EXERCISE INSTRUCTIONS
Each line of the material below should be reproduced exactly.

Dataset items
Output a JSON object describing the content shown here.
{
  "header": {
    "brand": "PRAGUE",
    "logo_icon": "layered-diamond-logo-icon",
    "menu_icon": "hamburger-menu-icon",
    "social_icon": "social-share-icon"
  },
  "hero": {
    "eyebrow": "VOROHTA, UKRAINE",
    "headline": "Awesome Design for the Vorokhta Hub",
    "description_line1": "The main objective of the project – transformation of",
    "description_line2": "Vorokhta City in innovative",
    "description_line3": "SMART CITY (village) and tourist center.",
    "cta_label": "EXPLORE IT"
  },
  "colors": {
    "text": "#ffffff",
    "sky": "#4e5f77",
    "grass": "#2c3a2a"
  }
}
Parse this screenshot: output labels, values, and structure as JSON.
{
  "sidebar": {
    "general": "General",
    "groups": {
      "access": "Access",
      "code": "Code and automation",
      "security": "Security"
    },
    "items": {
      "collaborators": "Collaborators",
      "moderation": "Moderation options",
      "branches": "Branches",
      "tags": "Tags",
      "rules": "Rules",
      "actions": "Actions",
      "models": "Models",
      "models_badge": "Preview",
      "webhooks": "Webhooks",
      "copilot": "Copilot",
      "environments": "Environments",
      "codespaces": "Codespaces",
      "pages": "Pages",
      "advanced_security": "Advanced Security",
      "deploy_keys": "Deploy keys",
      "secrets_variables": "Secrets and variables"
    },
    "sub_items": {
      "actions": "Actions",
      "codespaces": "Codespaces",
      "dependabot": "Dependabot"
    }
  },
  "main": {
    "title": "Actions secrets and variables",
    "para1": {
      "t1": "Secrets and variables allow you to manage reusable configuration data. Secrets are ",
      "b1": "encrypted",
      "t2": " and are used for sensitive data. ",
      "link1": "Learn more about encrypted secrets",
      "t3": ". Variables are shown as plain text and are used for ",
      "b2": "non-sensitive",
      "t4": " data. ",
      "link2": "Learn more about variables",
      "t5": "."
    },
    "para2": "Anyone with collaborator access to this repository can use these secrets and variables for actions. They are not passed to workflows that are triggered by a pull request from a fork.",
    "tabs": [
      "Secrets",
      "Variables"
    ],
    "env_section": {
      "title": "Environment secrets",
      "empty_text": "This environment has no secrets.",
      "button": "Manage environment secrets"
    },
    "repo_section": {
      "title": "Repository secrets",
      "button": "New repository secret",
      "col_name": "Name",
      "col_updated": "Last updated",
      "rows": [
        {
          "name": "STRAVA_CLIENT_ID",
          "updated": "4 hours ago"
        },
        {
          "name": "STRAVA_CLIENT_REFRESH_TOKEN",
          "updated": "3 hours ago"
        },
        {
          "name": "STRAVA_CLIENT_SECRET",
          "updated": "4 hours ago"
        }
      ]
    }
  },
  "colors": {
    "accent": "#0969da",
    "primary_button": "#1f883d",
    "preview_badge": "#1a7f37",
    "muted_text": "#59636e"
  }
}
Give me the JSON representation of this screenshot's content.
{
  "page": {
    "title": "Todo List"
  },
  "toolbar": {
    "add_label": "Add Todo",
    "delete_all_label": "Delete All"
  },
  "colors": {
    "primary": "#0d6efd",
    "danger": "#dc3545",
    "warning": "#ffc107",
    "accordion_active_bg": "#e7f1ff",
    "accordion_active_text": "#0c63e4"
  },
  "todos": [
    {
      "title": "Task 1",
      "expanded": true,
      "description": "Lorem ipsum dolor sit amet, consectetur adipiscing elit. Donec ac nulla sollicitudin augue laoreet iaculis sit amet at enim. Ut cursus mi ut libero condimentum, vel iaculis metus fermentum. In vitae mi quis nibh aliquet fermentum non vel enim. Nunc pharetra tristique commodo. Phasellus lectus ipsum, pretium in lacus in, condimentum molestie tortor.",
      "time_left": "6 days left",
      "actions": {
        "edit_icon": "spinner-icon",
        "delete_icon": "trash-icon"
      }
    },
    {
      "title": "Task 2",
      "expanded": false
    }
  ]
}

EXERCISE ANSWER
Output a JSON object describing the content shown here.
{
  "header": {
    "brand": "PRAGUE",
    "logo_icon": "layered-diamond-logo-icon",
    "menu_icon": "hamburger-menu-icon",
    "social_icon": "social-share-icon"
  },
  "hero": {
    "eyebrow": "VOROHTA, UKRAINE",
    "headline": "Awesome Design for the Vorokhta Hub",
    "description_line1": "The main objective of the project – transformation of",
    "description_line2": "Vorokhta City in innovative",
    "description_line3": "SMART CITY (village) and tourist center.",
    "cta_label": "EXPLORE IT"
  },
  "colors": {
    "text": "#ffffff",
    "sky": "#4e5f77",
    "grass": "#2c3a2a"
  }
}
Parse this screenshot: output labels, values, and structure as JSON.
{
  "sidebar": {
    "general": "General",
    "groups": {
      "access": "Access",
      "code": "Code and automation",
      "security": "Security"
    },
    "items": {
      "collaborators": "Collaborators",
      "moderation": "Moderation options",
      "branches": "Branches",
      "tags": "Tags",
      "rules": "Rules",
      "actions": "Actions",
      "models": "Models",
      "models_badge": "Preview",
      "webhooks": "Webhooks",
      "copilot": "Copilot",
      "environments": "Environments",
      "codespaces": "Codespaces",
      "pages": "Pages",
      "advanced_security": "Advanced Security",
      "deploy_keys": "Deploy keys",
      "secrets_variables": "Secrets and variables"
    },
    "sub_items": {
      "actions": "Actions",
      "codespaces": "Codespaces",
      "dependabot": "Dependabot"
    }
  },
  "main": {
    "title": "Actions secrets and variables",
    "para1": {
      "t1": "Secrets and variables allow you to manage reusable configuration data. Secrets are ",
      "b1": "encrypted",
      "t2": " and are used for sensitive data. ",
      "link1": "Learn more about encrypted secrets",
      "t3": ". Variables are shown as plain text and are used for ",
      "b2": "non-sensitive",
      "t4": " data. ",
      "link2": "Learn more about variables",
      "t5": "."
    },
    "para2": "Anyone with collaborator access to this repository can use these secrets and variables for actions. They are not passed to workflows that are triggered by a pull request from a fork.",
    "tabs": [
      "Secrets",
      "Variables"
    ],
    "env_section": {
      "title": "Environment secrets",
      "empty_text": "This environment has no secrets.",
      "button": "Manage environment secrets"
    },
    "repo_section": {
      "title": "Repository secrets",
      "button": "New repository secret",
      "col_name": "Name",
      "col_updated": "Last updated",
      "rows": [
        {
          "name": "STRAVA_CLIENT_ID",
          "updated": "4 hours ago"
        },
        {
          "name": "STRAVA_CLIENT_REFRESH_TOKEN",
          "updated": "3 hours ago"
        },
        {
          "name": "STRAVA_CLIENT_SECRET",
          "updated": "4 hours ago"
        }
      ]
    }
  },
  "colors": {
    "accent": "#0969da",
    "primary_button": "#1f883d",
    "preview_badge": "#1a7f37",
    "muted_text": "#59636e"
  }
}
Give me the JSON representation of this screenshot's content.
{
  "page": {
    "title": "Todo List"
  },
  "toolbar": {
    "add_label": "Add Todo",
    "delete_all_label": "Delete All"
  },
  "colors": {
    "primary": "#0d6efd",
    "danger": "#dc3545",
    "warning": "#ffc107",
    "accordion_active_bg": "#e7f1ff",
    "accordion_active_text": "#0c63e4"
  },
  "todos": [
    {
      "title": "Task 1",
      "expanded": true,
      "description": "Lorem ipsum dolor sit amet, consectetur adipiscing elit. Donec ac nulla sollicitudin augue laoreet iaculis sit amet at enim. Ut cursus mi ut libero condimentum, vel iaculis metus fermentum. In vitae mi quis nibh aliquet fermentum non vel enim. Nunc pharetra tristique commodo. Phasellus lectus ipsum, pretium in lacus in, condimentum molestie tortor.",
      "time_left": "6 days left",
      "actions": {
        "edit_icon": "spinner-icon",
        "delete_icon": "trash-icon"
      }
    },
    {
      "title": "Task 2",
      "expanded": false
    }
  ]
}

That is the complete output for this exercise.